(What to do): Tell how many lines in the data below include the word "оборудования". The answer is the number only.

(Provided records):
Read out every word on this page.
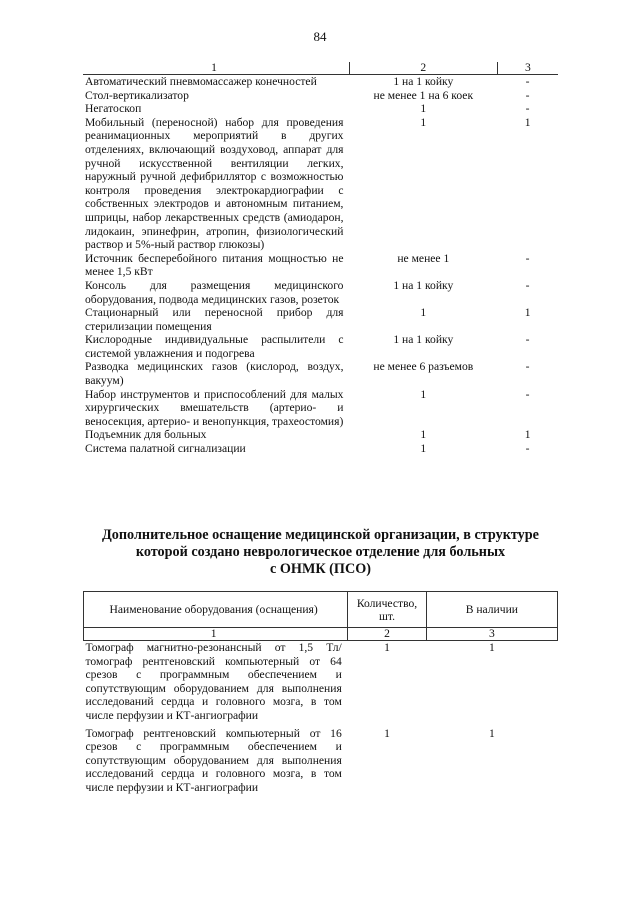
84
1	2	3
Автоматический пневмомассажер конечностей	1 на 1 койку	-
Стол-вертикализатор	не менее 1 на 6 коек	-
Негатоскоп	1	-
Мобильный (переносной) набор для проведения реанимационных мероприятий в других отделениях, включающий воздуховод, аппарат для ручной искусственной вентиляции легких, наружный ручной дефибриллятор с возможностью контроля проведения электрокардиографии с собственных электродов и автономным питанием, шприцы, набор лекарственных средств (амиодарон, лидокаин, эпинефрин, атропин, физиологический раствор и 5%-ный раствор глюкозы)	1	1
Источник бесперебойного питания мощностью не менее 1,5 кВт	не менее 1	-
Консоль для размещения медицинского оборудования, подвода медицинских газов, розеток	1 на 1 койку	-
Стационарный или переносной прибор для стерилизации помещения	1	1
Кислородные индивидуальные распылители с системой увлажнения и подогрева	1 на 1 койку	-
Разводка медицинских газов (кислород, воздух, вакуум)	не менее 6 разъемов	-
Набор инструментов и приспособлений для малых хирургических вмешательств (артерио- и веносекция, артерио- и венопункция, трахеостомия)	1	-
Подъемник для больных	1	1
Система палатной сигнализации	1	-
Дополнительное оснащение медицинской организации, в структуре
которой создано неврологическое отделение для больных
с ОНМК (ПСО)
Наименование оборудования (оснащения)	Количество, шт.	В наличии
1	2	3
Томограф магнитно-резонансный от 1,5 Тл/томограф рентгеновский компьютерный от 64 срезов с программным обеспечением и сопутствующим оборудованием для выполнения исследований сердца и головного мозга, в том числе перфузии и КТ-ангиографии	1	1
Томограф рентгеновский компьютерный от 16 срезов с программным обеспечением и сопутствующим оборудованием для выполнения исследований сердца и головного мозга, в том числе перфузии и КТ-ангиографии	1	1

(Written solution): 2